(Collected data)

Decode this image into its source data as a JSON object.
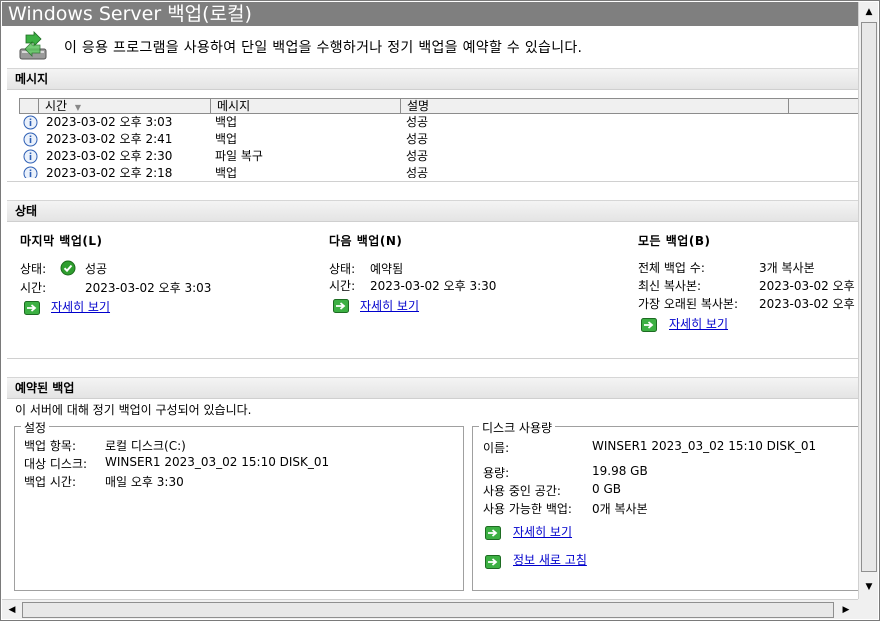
{
  "window": {
    "title": "Windows Server 백업(로컬)"
  },
  "intro": {
    "text": "이 응용 프로그램을 사용하여 단일 백업을 수행하거나 정기 백업을 예약할 수 있습니다."
  },
  "messages": {
    "header": "메시지",
    "columns": [
      "시간",
      "메시지",
      "설명"
    ],
    "rows": [
      {
        "time": "2023-03-02 오후 3:03",
        "message": "백업",
        "description": "성공"
      },
      {
        "time": "2023-03-02 오후 2:41",
        "message": "백업",
        "description": "성공"
      },
      {
        "time": "2023-03-02 오후 2:30",
        "message": "파일 복구",
        "description": "성공"
      },
      {
        "time": "2023-03-02 오후 2:18",
        "message": "백업",
        "description": "성공"
      }
    ]
  },
  "status": {
    "header": "상태",
    "last_backup": {
      "title": "마지막 백업(L)",
      "state_label": "상태:",
      "state_value": "성공",
      "time_label": "시간:",
      "time_value": "2023-03-02 오후 3:03",
      "details_link": "자세히 보기"
    },
    "next_backup": {
      "title": "다음 백업(N)",
      "state_label": "상태:",
      "state_value": "예약됨",
      "time_label": "시간:",
      "time_value": "2023-03-02 오후 3:30",
      "details_link": "자세히 보기"
    },
    "all_backups": {
      "title": "모든 백업(B)",
      "total_label": "전체 백업 수:",
      "total_value": "3개 복사본",
      "latest_label": "최신 복사본:",
      "latest_value": "2023-03-02 오후 3",
      "oldest_label": "가장 오래된 복사본:",
      "oldest_value": "2023-03-02 오후 2",
      "details_link": "자세히 보기"
    }
  },
  "scheduled": {
    "header": "예약된 백업",
    "description": "이 서버에 대해 정기 백업이 구성되어 있습니다.",
    "settings": {
      "legend": "설정",
      "items_label": "백업 항목:",
      "items_value": "로컬 디스크(C:)",
      "target_label": "대상 디스크:",
      "target_value": "WINSER1 2023_03_02 15:10 DISK_01",
      "time_label": "백업 시간:",
      "time_value": "매일 오후 3:30"
    },
    "disk_usage": {
      "legend": "디스크 사용량",
      "name_label": "이름:",
      "name_value": "WINSER1 2023_03_02 15:10 DISK_01",
      "capacity_label": "용량:",
      "capacity_value": "19.98 GB",
      "used_label": "사용 중인 공간:",
      "used_value": "0 GB",
      "available_label": "사용 가능한 백업:",
      "available_value": "0개 복사본",
      "details_link": "자세히 보기",
      "refresh_link": "정보 새로 고침"
    }
  },
  "colors": {
    "titlebar": "#7f7f7f",
    "link": "#0000cc",
    "go_icon": "#3cb043",
    "success": "#2f9e2f",
    "info": "#2e5fb4"
  }
}
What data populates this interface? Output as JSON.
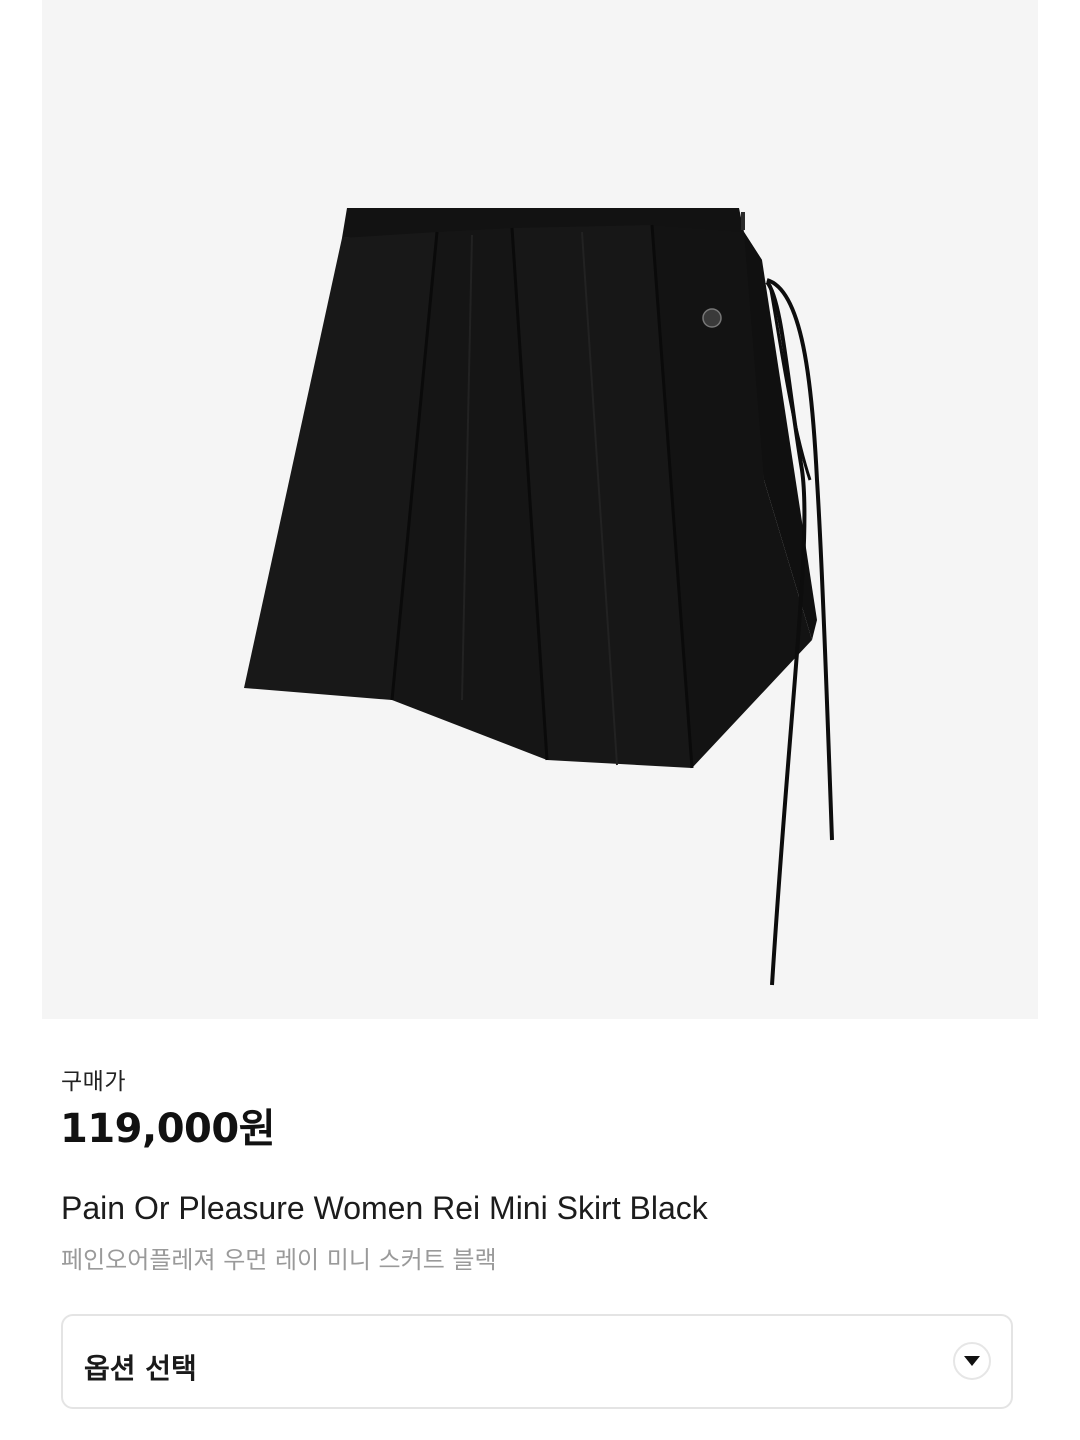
{
  "product": {
    "image_alt": "product-photo-black-pleated-wrap-mini-skirt",
    "price_label": "구매가",
    "price": "119,000원",
    "name_en": "Pain Or Pleasure Women Rei Mini Skirt Black",
    "name_ko": "페인오어플레져 우먼 레이 미니 스커트 블랙"
  },
  "options": {
    "label": "옵션 선택",
    "icon": "chevron-down-icon"
  },
  "colors": {
    "image_bg": "#f5f5f5",
    "skirt": "#141414",
    "text_primary": "#1a1a1a",
    "text_secondary": "#9a9a9a",
    "border": "#e4e4e4"
  }
}
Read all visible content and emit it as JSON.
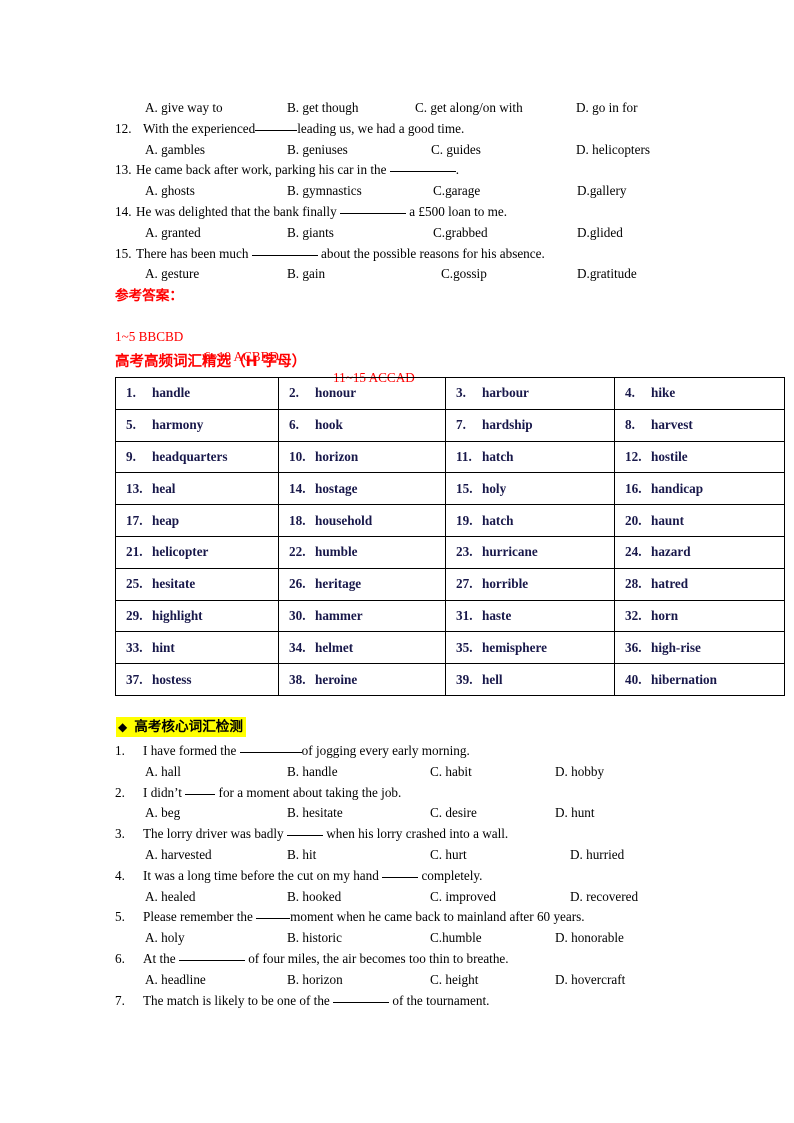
{
  "top_questions": [
    {
      "id": "q11-options",
      "stem": null,
      "options": [
        "A. give way to",
        "B. get though",
        "C. get along/on with",
        "D. go in for"
      ]
    },
    {
      "id": "q12",
      "number": "12.",
      "stem_before": "With the experienced",
      "stem_after": "leading us, we had a good time.",
      "options": [
        "A. gambles",
        "B. geniuses",
        "C. guides",
        "D. helicopters"
      ]
    },
    {
      "id": "q13",
      "number": "13.",
      "stem_before": "He came back after work, parking his car in the ",
      "stem_after": ".",
      "options": [
        "A. ghosts",
        "B. gymnastics",
        "C.garage",
        "D.gallery"
      ]
    },
    {
      "id": "q14",
      "number": "14.",
      "stem_before": "He was delighted that the bank finally ",
      "stem_after": " a £500 loan to me.",
      "options": [
        "A. granted",
        "B. giants",
        "C.grabbed",
        "D.glided"
      ]
    },
    {
      "id": "q15",
      "number": "15.",
      "stem_before": "There has been much ",
      "stem_after": " about the possible reasons for his absence.",
      "options": [
        "A. gesture",
        "B. gain",
        "C.gossip",
        "D.gratitude"
      ]
    }
  ],
  "answer_key": {
    "title": "参考答案：",
    "lines": [
      "1~5 BBCBD",
      "6~10 ACBBD",
      "11~15 ACCAD"
    ],
    "color": "#FF0000"
  },
  "vocab_section": {
    "heading": "高考高频词汇精选（H 字母）",
    "heading_color": "#FF0000",
    "text_color": "#18184a",
    "words": [
      {
        "n": "1.",
        "w": "handle"
      },
      {
        "n": "2.",
        "w": "honour"
      },
      {
        "n": "3.",
        "w": "harbour"
      },
      {
        "n": "4.",
        "w": "hike"
      },
      {
        "n": "5.",
        "w": "harmony"
      },
      {
        "n": "6.",
        "w": "hook"
      },
      {
        "n": "7.",
        "w": "hardship"
      },
      {
        "n": "8.",
        "w": "harvest"
      },
      {
        "n": "9.",
        "w": "headquarters"
      },
      {
        "n": "10.",
        "w": "horizon"
      },
      {
        "n": "11.",
        "w": "hatch"
      },
      {
        "n": "12.",
        "w": "hostile"
      },
      {
        "n": "13.",
        "w": "heal"
      },
      {
        "n": "14.",
        "w": "hostage"
      },
      {
        "n": "15.",
        "w": "holy"
      },
      {
        "n": "16.",
        "w": "handicap"
      },
      {
        "n": "17.",
        "w": "heap"
      },
      {
        "n": "18.",
        "w": "household"
      },
      {
        "n": "19.",
        "w": "hatch"
      },
      {
        "n": "20.",
        "w": "haunt"
      },
      {
        "n": "21.",
        "w": "helicopter"
      },
      {
        "n": "22.",
        "w": "humble"
      },
      {
        "n": "23.",
        "w": "hurricane"
      },
      {
        "n": "24.",
        "w": "hazard"
      },
      {
        "n": "25.",
        "w": "hesitate"
      },
      {
        "n": "26.",
        "w": "heritage"
      },
      {
        "n": "27.",
        "w": "horrible"
      },
      {
        "n": "28.",
        "w": "hatred"
      },
      {
        "n": "29.",
        "w": "highlight"
      },
      {
        "n": "30.",
        "w": "hammer"
      },
      {
        "n": "31.",
        "w": "haste"
      },
      {
        "n": "32.",
        "w": "horn"
      },
      {
        "n": "33.",
        "w": "hint"
      },
      {
        "n": "34.",
        "w": "helmet"
      },
      {
        "n": "35.",
        "w": "hemisphere"
      },
      {
        "n": "36.",
        "w": "high-rise"
      },
      {
        "n": "37.",
        "w": "hostess"
      },
      {
        "n": "38.",
        "w": "heroine"
      },
      {
        "n": "39.",
        "w": "hell"
      },
      {
        "n": "40.",
        "w": "hibernation"
      }
    ]
  },
  "test_section": {
    "bullet": "◆",
    "heading": "高考核心词汇检测",
    "highlight_color": "#FFFF00",
    "questions": [
      {
        "number": "1.",
        "stem_before": "I have formed the ",
        "stem_after": "of jogging every early morning.",
        "options": [
          "A. hall",
          "B. handle",
          "C. habit",
          "D. hobby"
        ]
      },
      {
        "number": "2.",
        "stem_before": "I didn’t ",
        "stem_after": " for a moment about taking the job.",
        "options": [
          "A. beg",
          "B. hesitate",
          "C. desire",
          "D. hunt"
        ]
      },
      {
        "number": "3.",
        "stem_before": "The lorry driver was badly ",
        "stem_after": " when his lorry crashed into a wall.",
        "options": [
          "A. harvested",
          "B. hit",
          "C. hurt",
          "D. hurried"
        ]
      },
      {
        "number": "4.",
        "stem_before": "It was a long time before the cut on my hand ",
        "stem_after": " completely.",
        "options": [
          "A. healed",
          "B. hooked",
          "C. improved",
          "D. recovered"
        ]
      },
      {
        "number": "5.",
        "stem_before": "Please remember the ",
        "stem_after": "moment when he came back to mainland after 60 years.",
        "options": [
          "A. holy",
          "B. historic",
          "C.humble",
          "D. honorable"
        ]
      },
      {
        "number": "6.",
        "stem_before": "At the ",
        "stem_after": " of four miles, the air becomes too thin to breathe.",
        "options": [
          "A. headline",
          "B. horizon",
          "C. height",
          "D. hovercraft"
        ]
      },
      {
        "number": "7.",
        "stem_before": "The match is likely to be one of the ",
        "stem_after": " of the tournament.",
        "options": []
      }
    ]
  }
}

- THE EXERCISE: Look above for lines with the word "product" and copy them all.

- ANSWER FOR THIS EXERCISE:
  "product": {
    "image_alt": "product-photo-black-pleated-wrap-mini-skirt",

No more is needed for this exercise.